**TO BE DONE:**
Only the pictures stay out; every record is to be quoted exactly.

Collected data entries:
= = = =
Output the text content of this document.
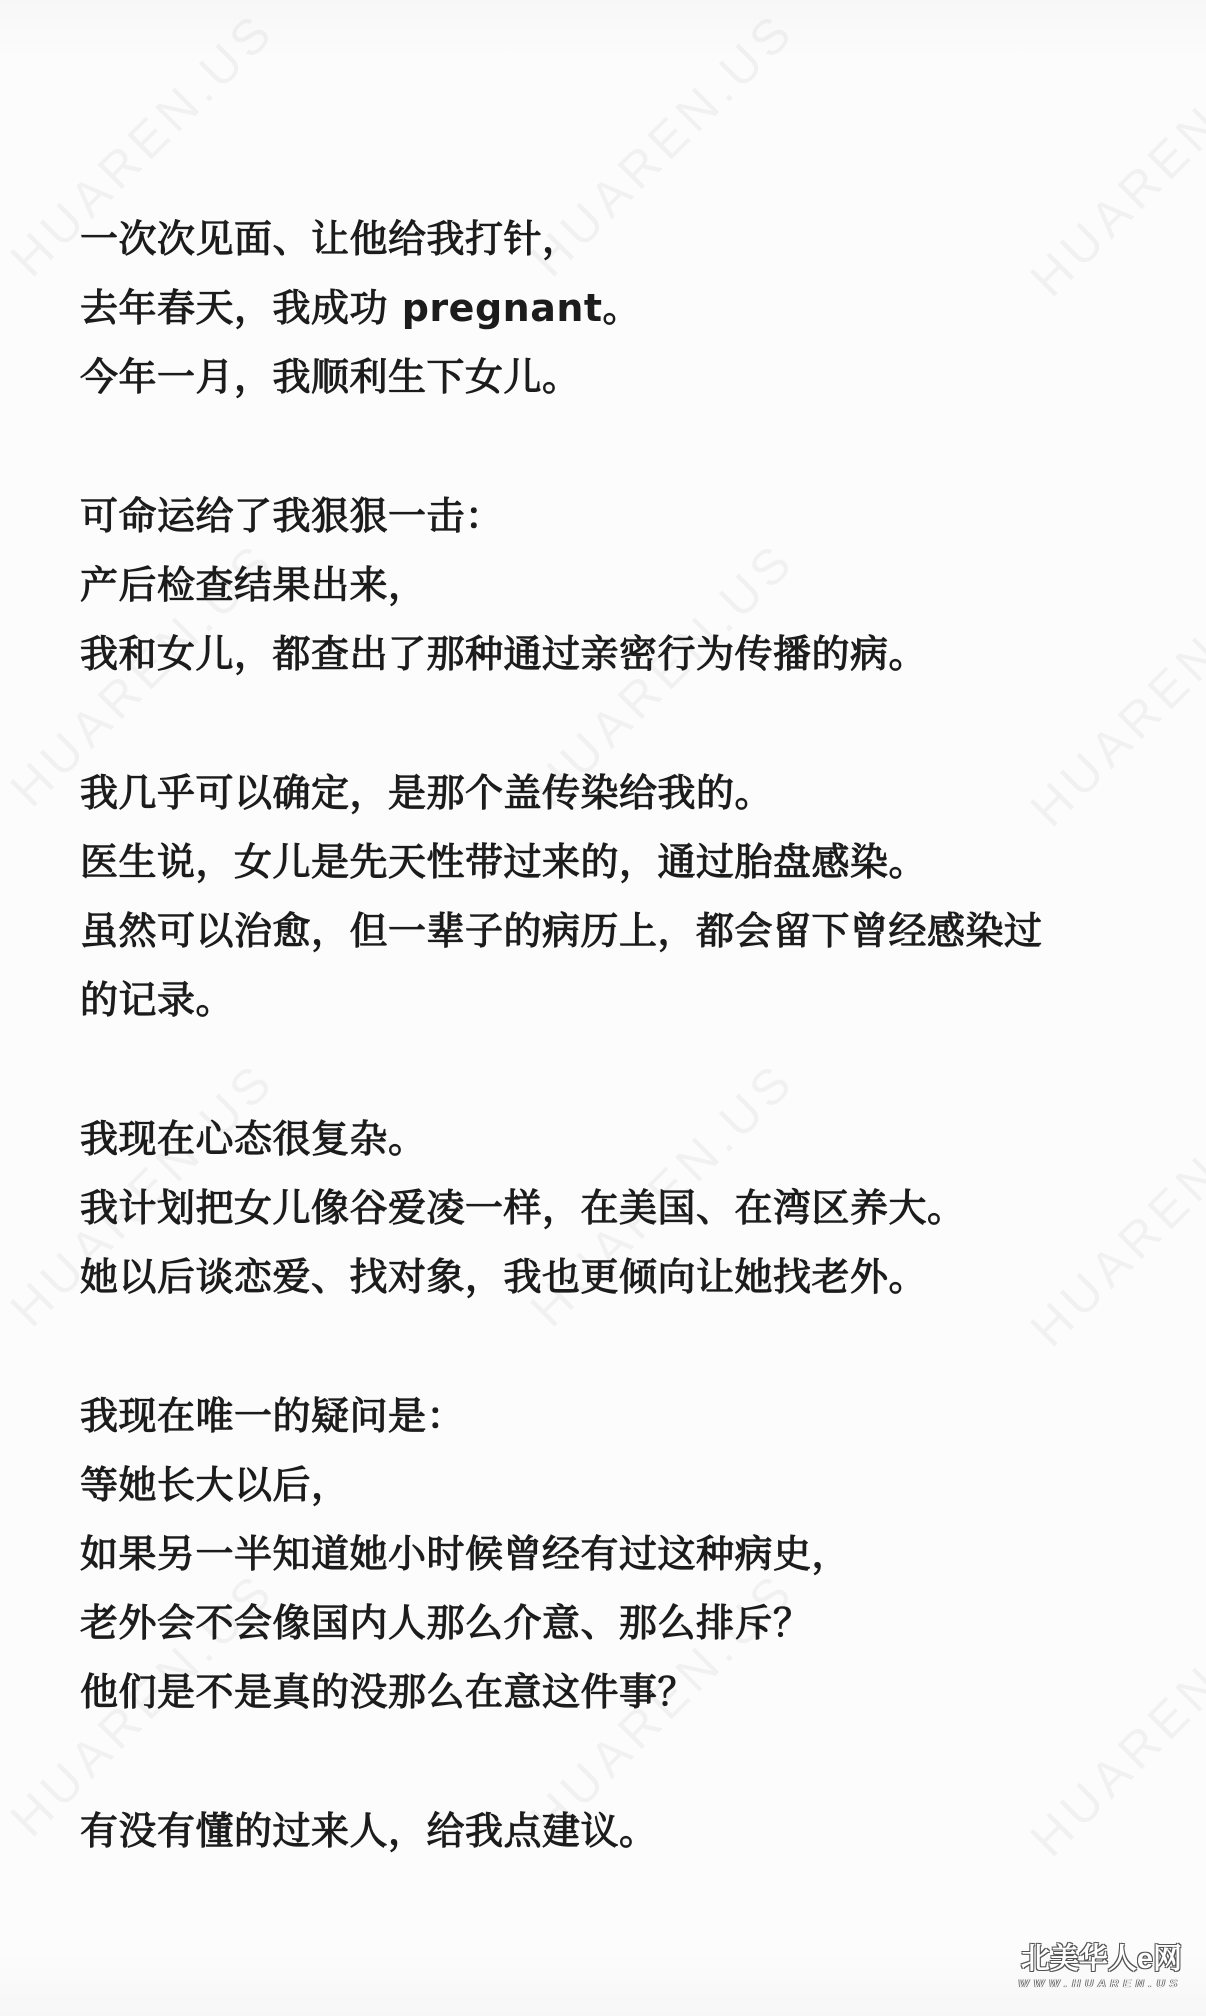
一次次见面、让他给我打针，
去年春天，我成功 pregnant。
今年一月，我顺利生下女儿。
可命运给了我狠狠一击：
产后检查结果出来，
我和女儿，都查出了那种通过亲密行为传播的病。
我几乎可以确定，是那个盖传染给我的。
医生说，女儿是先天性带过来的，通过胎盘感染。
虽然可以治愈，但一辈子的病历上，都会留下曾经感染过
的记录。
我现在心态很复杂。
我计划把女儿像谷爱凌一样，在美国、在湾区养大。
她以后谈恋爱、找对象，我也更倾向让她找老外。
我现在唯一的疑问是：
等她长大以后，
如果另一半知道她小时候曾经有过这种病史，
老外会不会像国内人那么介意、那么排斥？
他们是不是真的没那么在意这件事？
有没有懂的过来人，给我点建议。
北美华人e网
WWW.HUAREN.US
= = = =
**THE SOLUTION:**
Output the text content of this document.
一次次见面、让他给我打针，
去年春天，我成功 pregnant。
今年一月，我顺利生下女儿。
可命运给了我狠狠一击：
产后检查结果出来，
我和女儿，都查出了那种通过亲密行为传播的病。
我几乎可以确定，是那个盖传染给我的。
医生说，女儿是先天性带过来的，通过胎盘感染。
虽然可以治愈，但一辈子的病历上，都会留下曾经感染过
的记录。
我现在心态很复杂。
我计划把女儿像谷爱凌一样，在美国、在湾区养大。
她以后谈恋爱、找对象，我也更倾向让她找老外。
我现在唯一的疑问是：
等她长大以后，
如果另一半知道她小时候曾经有过这种病史，
老外会不会像国内人那么介意、那么排斥？
他们是不是真的没那么在意这件事？
有没有懂的过来人，给我点建议。
北美华人e网
WWW.HUAREN.US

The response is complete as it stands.